═══ DATA SUPPLIED ═══

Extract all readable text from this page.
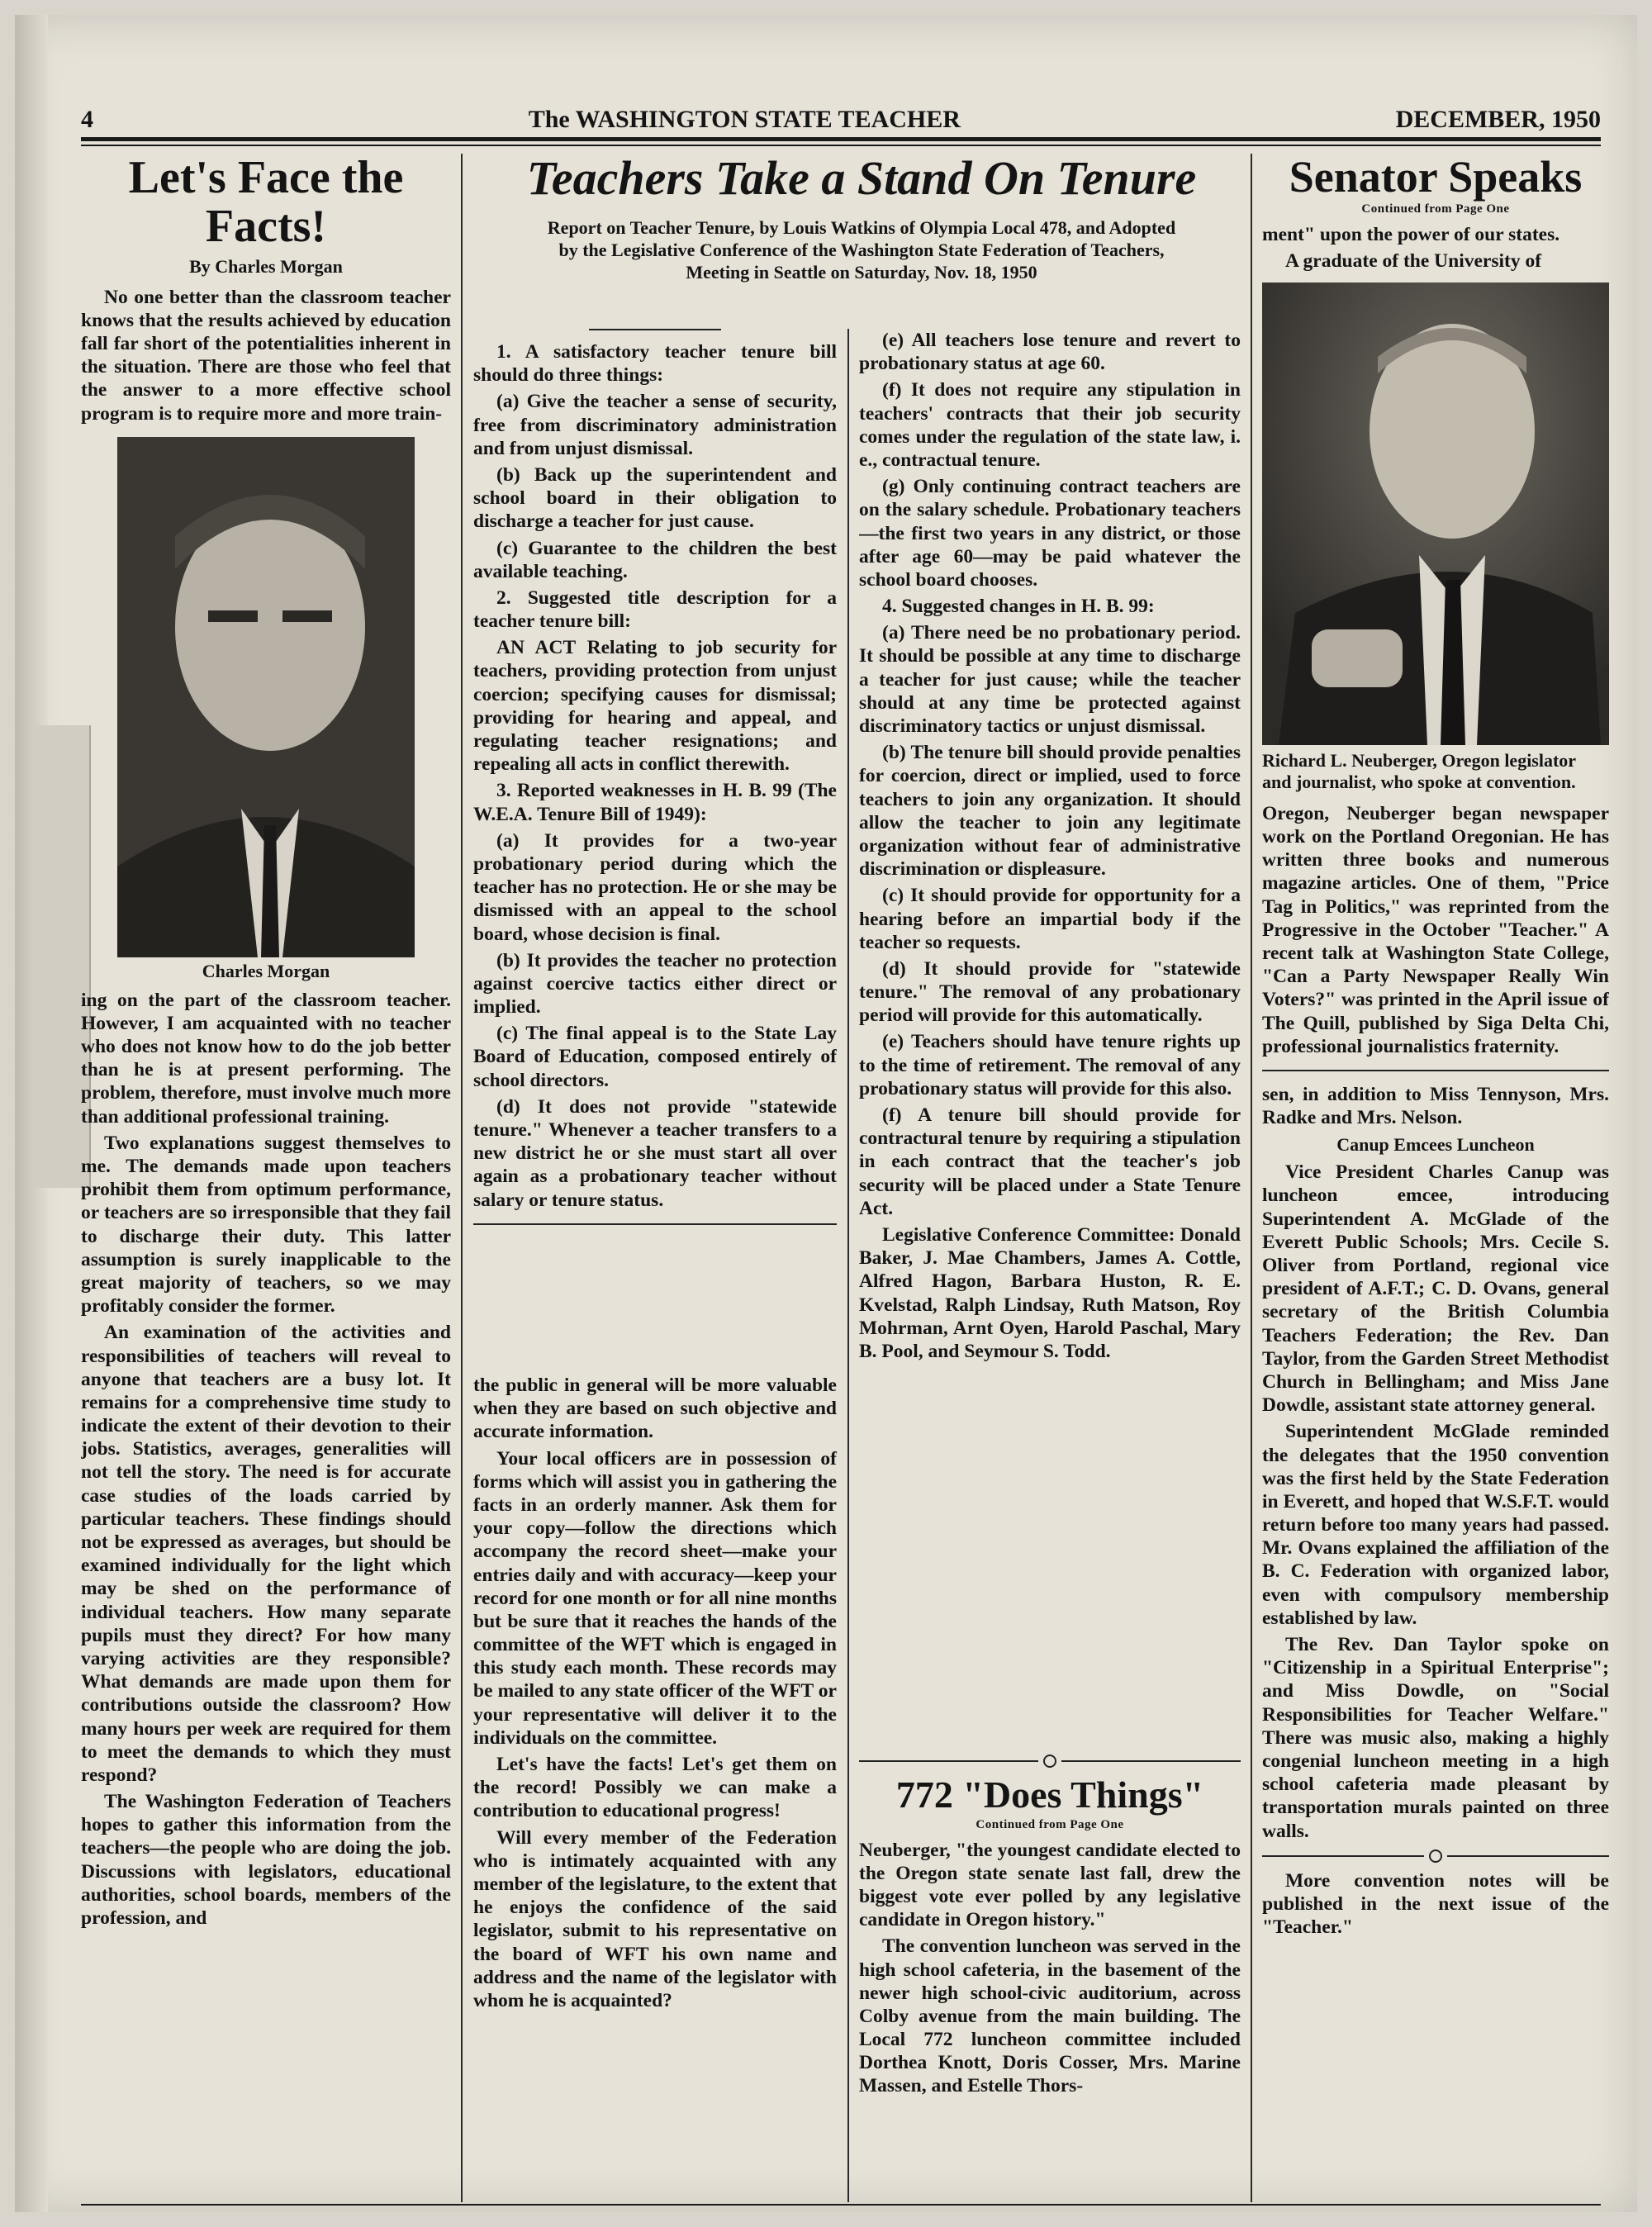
4	The WASHINGTON STATE TEACHER	DECEMBER, 1950
Let's Face the Facts!
By Charles Morgan

No one better than the classroom teacher knows that the results achieved by education fall far short of the potentialities inherent in the situation. There are those who feel that the answer to a more effective school program is to require more and more train-

Charles Morgan

ing on the part of the classroom teacher. However, I am acquainted with no teacher who does not know how to do the job better than he is at present performing. The problem, therefore, must involve much more than additional professional training.

Two explanations suggest themselves to me. The demands made upon teachers prohibit them from optimum performance, or teachers are so irresponsible that they fail to discharge their duty. This latter assumption is surely inapplicable to the great majority of teachers, so we may profitably consider the former.

An examination of the activities and responsibilities of teachers will reveal to anyone that teachers are a busy lot. It remains for a comprehensive time study to indicate the extent of their devotion to their jobs. Statistics, averages, generalities will not tell the story. The need is for accurate case studies of the loads carried by particular teachers. These findings should not be expressed as averages, but should be examined individually for the light which may be shed on the performance of individual teachers. How many separate pupils must they direct? For how many varying activities are they responsible? What demands are made upon them for contributions outside the classroom? How many hours per week are required for them to meet the demands to which they must respond?

The Washington Federation of Teachers hopes to gather this information from the teachers—the people who are doing the job. Discussions with legislators, educational authorities, school boards, members of the profession, and

Teachers Take a Stand On Tenure
Report on Teacher Tenure, by Louis Watkins of Olympia Local 478, and Adopted by the Legislative Conference of the Washington State Federation of Teachers, Meeting in Seattle on Saturday, Nov. 18, 1950

1. A satisfactory teacher tenure bill should do three things:

(a) Give the teacher a sense of security, free from discriminatory administration and from unjust dismissal.

(b) Back up the superintendent and school board in their obligation to discharge a teacher for just cause.

(c) Guarantee to the children the best available teaching.

2. Suggested title description for a teacher tenure bill:

AN ACT Relating to job security for teachers, providing protection from unjust coercion; specifying causes for dismissal; providing for hearing and appeal, and regulating teacher resignations; and repealing all acts in conflict therewith.

3. Reported weaknesses in H. B. 99 (The W.E.A. Tenure Bill of 1949):

(a) It provides for a two-year probationary period during which the teacher has no protection. He or she may be dismissed with an appeal to the school board, whose decision is final.

(b) It provides the teacher no protection against coercive tactics either direct or implied.

(c) The final appeal is to the State Lay Board of Education, composed entirely of school directors.

(d) It does not provide "statewide tenure." Whenever a teacher transfers to a new district he or she must start all over again as a probationary teacher without salary or tenure status.

(e) All teachers lose tenure and revert to probationary status at age 60.

(f) It does not require any stipulation in teachers' contracts that their job security comes under the regulation of the state law, i. e., contractual tenure.

(g) Only continuing contract teachers are on the salary schedule. Probationary teachers—the first two years in any district, or those after age 60—may be paid whatever the school board chooses.

4. Suggested changes in H. B. 99:

(a) There need be no probationary period. It should be possible at any time to discharge a teacher for just cause; while the teacher should at any time be protected against discriminatory tactics or unjust dismissal.

(b) The tenure bill should provide penalties for coercion, direct or implied, used to force teachers to join any organization. It should allow the teacher to join any legitimate organization without fear of administrative discrimination or displeasure.

(c) It should provide for opportunity for a hearing before an impartial body if the teacher so requests.

(d) It should provide for "statewide tenure." The removal of any probationary period will provide for this automatically.

(e) Teachers should have tenure rights up to the time of retirement. The removal of any probationary status will provide for this also.

(f) A tenure bill should provide for contractural tenure by requiring a stipulation in each contract that the teacher's job security will be placed under a State Tenure Act.

Legislative Conference Committee: Donald Baker, J. Mae Chambers, James A. Cottle, Alfred Hagon, Barbara Huston, R. E. Kvelstad, Ralph Lindsay, Ruth Matson, Roy Mohrman, Arnt Oyen, Harold Paschal, Mary B. Pool, and Seymour S. Todd.

the public in general will be more valuable when they are based on such objective and accurate information.

Your local officers are in possession of forms which will assist you in gathering the facts in an orderly manner. Ask them for your copy—follow the directions which accompany the record sheet—make your entries daily and with accuracy—keep your record for one month or for all nine months but be sure that it reaches the hands of the committee of the WFT which is engaged in this study each month. These records may be mailed to any state officer of the WFT or your representative will deliver it to the individuals on the committee.

Let's have the facts! Let's get them on the record! Possibly we can make a contribution to educational progress!

Will every member of the Federation who is intimately acquainted with any member of the legislature, to the extent that he enjoys the confidence of the said legislator, submit to his representative on the board of WFT his own name and address and the name of the legislator with whom he is acquainted?

772 "Does Things"
Continued from Page One

Neuberger, "the youngest candidate elected to the Oregon state senate last fall, drew the biggest vote ever polled by any legislative candidate in Oregon history."

The convention luncheon was served in the high school cafeteria, in the basement of the newer high school-civic auditorium, across Colby avenue from the main building. The Local 772 luncheon committee included Dorthea Knott, Doris Cosser, Mrs. Marine Massen, and Estelle Thors-

Senator Speaks
Continued from Page One

ment" upon the power of our states.

A graduate of the University of

Richard L. Neuberger, Oregon legislator and journalist, who spoke at convention.

Oregon, Neuberger began newspaper work on the Portland Oregonian. He has written three books and numerous magazine articles. One of them, "Price Tag in Politics," was reprinted from the Progressive in the October "Teacher." A recent talk at Washington State College, "Can a Party Newspaper Really Win Voters?" was printed in the April issue of The Quill, published by Siga Delta Chi, professional journalistics fraternity.

sen, in addition to Miss Tennyson, Mrs. Radke and Mrs. Nelson.

Canup Emcees Luncheon

Vice President Charles Canup was luncheon emcee, introducing Superintendent A. McGlade of the Everett Public Schools; Mrs. Cecile S. Oliver from Portland, regional vice president of A.F.T.; C. D. Ovans, general secretary of the British Columbia Teachers Federation; the Rev. Dan Taylor, from the Garden Street Methodist Church in Bellingham; and Miss Jane Dowdle, assistant state attorney general.

Superintendent McGlade reminded the delegates that the 1950 convention was the first held by the State Federation in Everett, and hoped that W.S.F.T. would return before too many years had passed. Mr. Ovans explained the affiliation of the B. C. Federation with organized labor, even with compulsory membership established by law.

The Rev. Dan Taylor spoke on "Citizenship in a Spiritual Enterprise"; and Miss Dowdle, on "Social Responsibilities for Teacher Welfare." There was music also, making a highly congenial luncheon meeting in a high school cafeteria made pleasant by transportation murals painted on three walls.

More convention notes will be published in the next issue of the "Teacher."
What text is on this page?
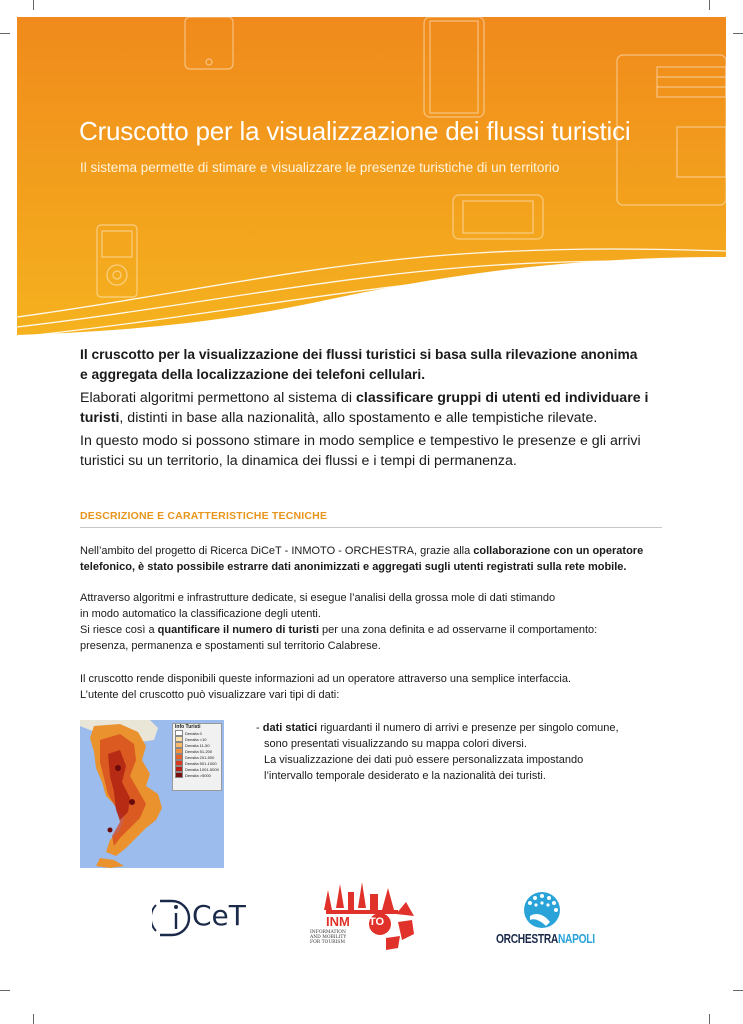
Cruscotto per la visualizzazione dei flussi turistici
Il sistema permette di stimare e visualizzare le presenze turistiche di un territorio

Il cruscotto per la visualizzazione dei flussi turistici si basa sulla rilevazione anonima
e aggregata della localizzazione dei telefoni cellulari.

Elaborati algoritmi permettono al sistema di classificare gruppi di utenti ed individuare i turisti, distinti in base alla nazionalità, allo spostamento e alle tempistiche rilevate.

In questo modo si possono stimare in modo semplice e tempestivo le presenze e gli arrivi turistici su un territorio, la dinamica dei flussi e i tempi di permanenza.

DESCRIZIONE E CARATTERISTICHE TECNICHE
Nell’ambito del progetto di Ricerca DiCeT - INMOTO - ORCHESTRA, grazie alla collaborazione con un operatore telefonico, è stato possibile estrarre dati anonimizzati e aggregati sugli utenti registrati sulla rete mobile.
Attraverso algoritmi e infrastrutture dedicate, si esegue l’analisi della grossa mole di dati stimando
in modo automatico la classificazione degli utenti.
Si riesce così a quantificare il numero di turisti per una zona definita e ad osservarne il comportamento:
presenza, permanenza e spostamenti sul territorio Calabrese.
Il cruscotto rende disponibili queste informazioni ad un operatore attraverso una semplice interfaccia.
L’utente del cruscotto può visualizzare vari tipi di dati:
Info Turisti
Densita 0
Densita <10
Densita 11-50
Densita 51-200
Densita 201-500
Densita 501-1000
Densita 1001-5000
Densita >5000
- dati statici riguardanti il numero di arrivi e presenze per singolo comune,
sono presentati visualizzando su mappa colori diversi.
La visualizzazione dei dati può essere personalizzata impostando
l’intervallo temporale desiderato e la nazionalità dei turisti.
CeT	INM TO
INFORMATION
AND MOBILITY
FOR TOURISM	ORCHESTRANAPOLI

═══

### EXERCISE
Return each line among the entries that holds the word "modo".

### SOLUTION FOR THIS TASK
In questo modo si possono stimare in modo semplice e tempestivo le presenze e gli arrivi turistici su un territorio, la dinamica dei flussi e i tempi di permanenza.
in modo automatico la classificazione degli utenti.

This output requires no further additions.